STORED ROWS:

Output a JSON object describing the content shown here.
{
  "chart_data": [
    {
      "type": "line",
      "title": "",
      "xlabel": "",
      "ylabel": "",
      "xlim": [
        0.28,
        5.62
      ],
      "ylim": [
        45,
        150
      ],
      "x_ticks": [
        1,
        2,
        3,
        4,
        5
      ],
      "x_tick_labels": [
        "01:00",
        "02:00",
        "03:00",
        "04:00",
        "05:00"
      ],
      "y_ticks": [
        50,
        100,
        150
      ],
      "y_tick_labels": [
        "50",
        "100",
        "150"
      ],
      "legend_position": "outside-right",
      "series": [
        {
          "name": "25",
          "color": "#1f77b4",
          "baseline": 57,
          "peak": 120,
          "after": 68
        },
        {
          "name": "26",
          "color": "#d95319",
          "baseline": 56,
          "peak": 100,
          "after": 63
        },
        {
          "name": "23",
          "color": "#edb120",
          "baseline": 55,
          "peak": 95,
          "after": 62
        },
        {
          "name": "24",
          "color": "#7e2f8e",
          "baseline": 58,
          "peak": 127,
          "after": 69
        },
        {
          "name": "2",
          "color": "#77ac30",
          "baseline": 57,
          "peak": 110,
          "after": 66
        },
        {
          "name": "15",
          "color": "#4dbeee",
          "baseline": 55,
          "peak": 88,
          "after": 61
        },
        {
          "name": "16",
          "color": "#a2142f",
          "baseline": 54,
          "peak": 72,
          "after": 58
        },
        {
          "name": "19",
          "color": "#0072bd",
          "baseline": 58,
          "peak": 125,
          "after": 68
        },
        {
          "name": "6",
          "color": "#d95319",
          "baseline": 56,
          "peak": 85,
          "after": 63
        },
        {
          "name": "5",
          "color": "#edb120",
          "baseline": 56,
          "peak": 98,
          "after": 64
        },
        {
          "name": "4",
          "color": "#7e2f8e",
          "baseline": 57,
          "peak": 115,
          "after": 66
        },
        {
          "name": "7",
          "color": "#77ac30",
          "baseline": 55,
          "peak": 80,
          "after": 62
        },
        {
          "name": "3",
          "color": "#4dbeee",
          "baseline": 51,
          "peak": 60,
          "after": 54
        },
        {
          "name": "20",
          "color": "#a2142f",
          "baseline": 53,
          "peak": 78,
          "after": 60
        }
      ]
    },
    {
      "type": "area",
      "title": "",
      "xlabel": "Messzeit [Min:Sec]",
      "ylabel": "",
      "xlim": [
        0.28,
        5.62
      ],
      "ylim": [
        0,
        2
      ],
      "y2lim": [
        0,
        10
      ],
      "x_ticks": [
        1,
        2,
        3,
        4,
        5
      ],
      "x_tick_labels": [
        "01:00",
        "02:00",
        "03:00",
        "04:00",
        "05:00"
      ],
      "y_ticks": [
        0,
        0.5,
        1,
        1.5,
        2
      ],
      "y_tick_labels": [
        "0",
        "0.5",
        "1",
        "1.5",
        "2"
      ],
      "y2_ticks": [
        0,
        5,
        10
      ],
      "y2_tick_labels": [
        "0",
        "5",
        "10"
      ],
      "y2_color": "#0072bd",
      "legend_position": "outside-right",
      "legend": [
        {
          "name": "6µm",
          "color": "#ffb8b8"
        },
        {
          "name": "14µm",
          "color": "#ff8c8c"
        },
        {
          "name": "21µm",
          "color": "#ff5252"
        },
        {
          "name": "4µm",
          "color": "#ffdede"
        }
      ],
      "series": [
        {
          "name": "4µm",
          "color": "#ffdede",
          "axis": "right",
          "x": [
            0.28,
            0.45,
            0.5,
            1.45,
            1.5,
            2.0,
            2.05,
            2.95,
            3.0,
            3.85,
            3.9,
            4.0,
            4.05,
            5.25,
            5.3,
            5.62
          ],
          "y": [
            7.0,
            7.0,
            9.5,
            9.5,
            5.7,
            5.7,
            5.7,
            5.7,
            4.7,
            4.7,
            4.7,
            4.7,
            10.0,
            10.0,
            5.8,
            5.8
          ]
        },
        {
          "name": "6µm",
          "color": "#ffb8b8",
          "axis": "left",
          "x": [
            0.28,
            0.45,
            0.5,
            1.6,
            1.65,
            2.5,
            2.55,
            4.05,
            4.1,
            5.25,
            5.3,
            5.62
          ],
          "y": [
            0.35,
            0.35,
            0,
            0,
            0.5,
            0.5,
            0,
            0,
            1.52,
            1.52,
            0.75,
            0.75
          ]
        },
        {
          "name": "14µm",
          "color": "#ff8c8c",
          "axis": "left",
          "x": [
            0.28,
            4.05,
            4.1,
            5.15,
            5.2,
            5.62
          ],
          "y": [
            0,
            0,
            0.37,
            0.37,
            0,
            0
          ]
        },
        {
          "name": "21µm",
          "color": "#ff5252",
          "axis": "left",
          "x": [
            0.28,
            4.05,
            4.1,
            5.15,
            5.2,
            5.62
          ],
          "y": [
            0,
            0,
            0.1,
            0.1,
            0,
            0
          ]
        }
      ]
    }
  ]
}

EXERCISE GOAL: Every entry above needs to be quoted exactly.

RESULT BELOW:
Output a JSON object describing the content shown here.
{
  "chart_data": [
    {
      "type": "line",
      "title": "",
      "xlabel": "",
      "ylabel": "",
      "xlim": [
        0.28,
        5.62
      ],
      "ylim": [
        45,
        150
      ],
      "x_ticks": [
        1,
        2,
        3,
        4,
        5
      ],
      "x_tick_labels": [
        "01:00",
        "02:00",
        "03:00",
        "04:00",
        "05:00"
      ],
      "y_ticks": [
        50,
        100,
        150
      ],
      "y_tick_labels": [
        "50",
        "100",
        "150"
      ],
      "legend_position": "outside-right",
      "series": [
        {
          "name": "25",
          "color": "#1f77b4",
          "baseline": 57,
          "peak": 120,
          "after": 68
        },
        {
          "name": "26",
          "color": "#d95319",
          "baseline": 56,
          "peak": 100,
          "after": 63
        },
        {
          "name": "23",
          "color": "#edb120",
          "baseline": 55,
          "peak": 95,
          "after": 62
        },
        {
          "name": "24",
          "color": "#7e2f8e",
          "baseline": 58,
          "peak": 127,
          "after": 69
        },
        {
          "name": "2",
          "color": "#77ac30",
          "baseline": 57,
          "peak": 110,
          "after": 66
        },
        {
          "name": "15",
          "color": "#4dbeee",
          "baseline": 55,
          "peak": 88,
          "after": 61
        },
        {
          "name": "16",
          "color": "#a2142f",
          "baseline": 54,
          "peak": 72,
          "after": 58
        },
        {
          "name": "19",
          "color": "#0072bd",
          "baseline": 58,
          "peak": 125,
          "after": 68
        },
        {
          "name": "6",
          "color": "#d95319",
          "baseline": 56,
          "peak": 85,
          "after": 63
        },
        {
          "name": "5",
          "color": "#edb120",
          "baseline": 56,
          "peak": 98,
          "after": 64
        },
        {
          "name": "4",
          "color": "#7e2f8e",
          "baseline": 57,
          "peak": 115,
          "after": 66
        },
        {
          "name": "7",
          "color": "#77ac30",
          "baseline": 55,
          "peak": 80,
          "after": 62
        },
        {
          "name": "3",
          "color": "#4dbeee",
          "baseline": 51,
          "peak": 60,
          "after": 54
        },
        {
          "name": "20",
          "color": "#a2142f",
          "baseline": 53,
          "peak": 78,
          "after": 60
        }
      ]
    },
    {
      "type": "area",
      "title": "",
      "xlabel": "Messzeit [Min:Sec]",
      "ylabel": "",
      "xlim": [
        0.28,
        5.62
      ],
      "ylim": [
        0,
        2
      ],
      "y2lim": [
        0,
        10
      ],
      "x_ticks": [
        1,
        2,
        3,
        4,
        5
      ],
      "x_tick_labels": [
        "01:00",
        "02:00",
        "03:00",
        "04:00",
        "05:00"
      ],
      "y_ticks": [
        0,
        0.5,
        1,
        1.5,
        2
      ],
      "y_tick_labels": [
        "0",
        "0.5",
        "1",
        "1.5",
        "2"
      ],
      "y2_ticks": [
        0,
        5,
        10
      ],
      "y2_tick_labels": [
        "0",
        "5",
        "10"
      ],
      "y2_color": "#0072bd",
      "legend_position": "outside-right",
      "legend": [
        {
          "name": "6µm",
          "color": "#ffb8b8"
        },
        {
          "name": "14µm",
          "color": "#ff8c8c"
        },
        {
          "name": "21µm",
          "color": "#ff5252"
        },
        {
          "name": "4µm",
          "color": "#ffdede"
        }
      ],
      "series": [
        {
          "name": "4µm",
          "color": "#ffdede",
          "axis": "right",
          "x": [
            0.28,
            0.45,
            0.5,
            1.45,
            1.5,
            2.0,
            2.05,
            2.95,
            3.0,
            3.85,
            3.9,
            4.0,
            4.05,
            5.25,
            5.3,
            5.62
          ],
          "y": [
            7.0,
            7.0,
            9.5,
            9.5,
            5.7,
            5.7,
            5.7,
            5.7,
            4.7,
            4.7,
            4.7,
            4.7,
            10.0,
            10.0,
            5.8,
            5.8
          ]
        },
        {
          "name": "6µm",
          "color": "#ffb8b8",
          "axis": "left",
          "x": [
            0.28,
            0.45,
            0.5,
            1.6,
            1.65,
            2.5,
            2.55,
            4.05,
            4.1,
            5.25,
            5.3,
            5.62
          ],
          "y": [
            0.35,
            0.35,
            0,
            0,
            0.5,
            0.5,
            0,
            0,
            1.52,
            1.52,
            0.75,
            0.75
          ]
        },
        {
          "name": "14µm",
          "color": "#ff8c8c",
          "axis": "left",
          "x": [
            0.28,
            4.05,
            4.1,
            5.15,
            5.2,
            5.62
          ],
          "y": [
            0,
            0,
            0.37,
            0.37,
            0,
            0
          ]
        },
        {
          "name": "21µm",
          "color": "#ff5252",
          "axis": "left",
          "x": [
            0.28,
            4.05,
            4.1,
            5.15,
            5.2,
            5.62
          ],
          "y": [
            0,
            0,
            0.1,
            0.1,
            0,
            0
          ]
        }
      ]
    }
  ]
}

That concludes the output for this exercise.